++++ PASSAGE GIVEN ++++

Moving Off At An Angle

ADI Part 2 Manoeuvres – Moving Off At An Angle

Learn how to move off at an angle. You'll need to know this for your Part 2 testWe consider here the method used to move off from the side of the road, at an angle.

Please make sure that you read the moving off page before studying this page.

The position you’ll start from is very similar to the position you’ll be in after completing the reverse park, however, it’s common for the SE to ask you to simply pull up on the left, behind a parked car, to carry out this exercise.

If you consider moving off to be something to not have to pay too much attention to, think again. Thousands of trainee instructors throughout the UK would tell you a different story. That’s because a very large number of trainees fail part 2 on errors during moving off.

Most of these errors are serious or dangerous errors, caused through poor observation skills or, even more commonly, through the incorrect use of Signals.

++++ EXTRACTED RECORDS ++++

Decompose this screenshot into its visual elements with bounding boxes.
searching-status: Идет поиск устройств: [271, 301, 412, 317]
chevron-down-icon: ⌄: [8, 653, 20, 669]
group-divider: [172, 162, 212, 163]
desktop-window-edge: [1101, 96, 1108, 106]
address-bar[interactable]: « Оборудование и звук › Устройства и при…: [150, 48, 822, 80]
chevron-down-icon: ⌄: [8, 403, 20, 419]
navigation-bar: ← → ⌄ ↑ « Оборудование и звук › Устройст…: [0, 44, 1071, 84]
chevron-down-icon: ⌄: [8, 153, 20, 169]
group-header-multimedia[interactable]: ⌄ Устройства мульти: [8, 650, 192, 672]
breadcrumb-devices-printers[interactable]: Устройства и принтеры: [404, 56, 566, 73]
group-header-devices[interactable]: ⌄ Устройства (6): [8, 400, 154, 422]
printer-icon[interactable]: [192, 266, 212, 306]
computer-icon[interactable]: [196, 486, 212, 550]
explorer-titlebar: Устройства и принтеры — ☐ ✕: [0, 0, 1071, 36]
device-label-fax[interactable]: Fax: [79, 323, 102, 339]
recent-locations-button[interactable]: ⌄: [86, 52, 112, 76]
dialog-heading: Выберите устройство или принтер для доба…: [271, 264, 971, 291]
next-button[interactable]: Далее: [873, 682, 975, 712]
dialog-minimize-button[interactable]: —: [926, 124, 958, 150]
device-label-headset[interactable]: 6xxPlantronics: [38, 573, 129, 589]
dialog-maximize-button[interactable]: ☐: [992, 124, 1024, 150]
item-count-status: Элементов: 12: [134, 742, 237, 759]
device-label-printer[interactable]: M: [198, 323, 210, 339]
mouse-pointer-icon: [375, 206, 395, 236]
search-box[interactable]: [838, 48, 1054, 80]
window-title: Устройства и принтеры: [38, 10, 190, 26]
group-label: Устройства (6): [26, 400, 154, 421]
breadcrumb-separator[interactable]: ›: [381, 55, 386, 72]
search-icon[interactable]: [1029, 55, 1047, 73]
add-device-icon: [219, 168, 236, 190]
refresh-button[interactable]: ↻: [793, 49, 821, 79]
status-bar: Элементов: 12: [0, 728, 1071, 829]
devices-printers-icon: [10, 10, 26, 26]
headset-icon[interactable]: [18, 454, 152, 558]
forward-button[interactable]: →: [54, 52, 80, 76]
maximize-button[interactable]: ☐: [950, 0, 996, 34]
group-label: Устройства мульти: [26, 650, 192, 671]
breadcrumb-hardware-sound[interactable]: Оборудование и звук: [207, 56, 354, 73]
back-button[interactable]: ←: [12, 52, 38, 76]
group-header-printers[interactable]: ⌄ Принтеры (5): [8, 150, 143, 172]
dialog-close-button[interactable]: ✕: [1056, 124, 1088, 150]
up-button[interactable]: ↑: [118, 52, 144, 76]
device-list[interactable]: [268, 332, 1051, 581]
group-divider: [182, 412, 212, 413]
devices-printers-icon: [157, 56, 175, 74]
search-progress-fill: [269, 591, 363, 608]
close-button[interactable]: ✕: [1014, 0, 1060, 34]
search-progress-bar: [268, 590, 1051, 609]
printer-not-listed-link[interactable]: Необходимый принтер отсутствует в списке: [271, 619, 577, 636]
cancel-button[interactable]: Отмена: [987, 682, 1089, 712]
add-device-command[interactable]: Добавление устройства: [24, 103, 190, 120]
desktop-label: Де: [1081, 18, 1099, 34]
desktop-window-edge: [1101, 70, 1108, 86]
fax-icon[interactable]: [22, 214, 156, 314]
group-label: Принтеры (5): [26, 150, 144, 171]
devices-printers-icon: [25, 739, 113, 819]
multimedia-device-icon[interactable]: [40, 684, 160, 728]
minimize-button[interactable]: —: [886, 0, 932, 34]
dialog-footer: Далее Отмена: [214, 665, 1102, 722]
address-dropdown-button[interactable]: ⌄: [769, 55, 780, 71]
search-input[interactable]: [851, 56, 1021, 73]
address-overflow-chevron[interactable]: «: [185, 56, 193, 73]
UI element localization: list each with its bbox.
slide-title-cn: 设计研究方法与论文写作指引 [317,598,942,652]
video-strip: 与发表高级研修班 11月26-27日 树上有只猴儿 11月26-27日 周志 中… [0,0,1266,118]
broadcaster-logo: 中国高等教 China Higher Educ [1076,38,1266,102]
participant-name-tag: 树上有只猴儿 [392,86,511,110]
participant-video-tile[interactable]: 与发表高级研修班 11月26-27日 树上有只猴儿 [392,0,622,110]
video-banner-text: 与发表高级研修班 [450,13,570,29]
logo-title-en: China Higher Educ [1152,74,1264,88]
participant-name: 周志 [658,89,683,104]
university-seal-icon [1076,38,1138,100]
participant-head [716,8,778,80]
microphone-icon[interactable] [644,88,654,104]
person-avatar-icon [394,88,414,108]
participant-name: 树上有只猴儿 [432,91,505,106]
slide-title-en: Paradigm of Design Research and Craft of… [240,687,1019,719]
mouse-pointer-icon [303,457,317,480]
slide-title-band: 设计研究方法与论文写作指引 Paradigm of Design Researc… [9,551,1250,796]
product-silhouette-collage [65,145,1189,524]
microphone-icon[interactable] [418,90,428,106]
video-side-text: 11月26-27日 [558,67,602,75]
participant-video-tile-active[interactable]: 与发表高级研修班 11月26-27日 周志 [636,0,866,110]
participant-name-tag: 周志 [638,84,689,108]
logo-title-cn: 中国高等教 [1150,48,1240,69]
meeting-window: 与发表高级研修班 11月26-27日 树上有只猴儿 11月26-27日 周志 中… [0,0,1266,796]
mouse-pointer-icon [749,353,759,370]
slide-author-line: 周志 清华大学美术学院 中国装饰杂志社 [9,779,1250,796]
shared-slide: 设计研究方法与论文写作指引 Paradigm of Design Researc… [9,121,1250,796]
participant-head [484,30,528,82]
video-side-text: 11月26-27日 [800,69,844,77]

++++

_TASK REQUIREMENTS_
(1) According to the page on moving off at an angle, what causes most of the serious or dangerous errors trainees make when moving off?
(2) Continue the page on moving off at an angle from the point where it stops.
You can complete this without the rows.

_ANSWERS TO THE EXERCISES_
(1) Poor observation skills or, even more commonly, the incorrect use of signals.

(2)
The Dangers And Pitfalls

There are three main areas which catch out thousands of trainee instructors and learners alike – they are incorrect signaling, insufficient or poor observations, and delaying too long to move after the observations are complete.

There’s also a further unique danger with this exercise, and that’s one of clearance, discussed below.

If you think about it, these factors are always important when moving off, but they are particularly so when moving off at an angle. That’s because you’ll be moving off from a fairly restricted space, with limited views of the road ahead. The car or other obstruction ahead of you will also present a restriction to your view of pedestrians and other dangers.

It is essential that your observations are full, effective and cover the full 360 degrees around your vehicle. Be aware of any dangers or potential dangers.

Make sure that the car moves under full Control, with brisk steering where required, with full, ongoing observations for potential dangers.

We’ve already said that signaling to move off should be extremely rare indeed. This cannot be stressed enough. Yet many ADI trainers still instruct trainees to apply a signal before even carrying out the correct observations. This is always, without question, a mistake. It will more than likely attract a driver error and could possible be elevated to a serious or dangerous error.

The other area of potential danger is in delaying between the observing and the moving phases. We’ve discussed this fully in the moving off page, so won’t repeat it here.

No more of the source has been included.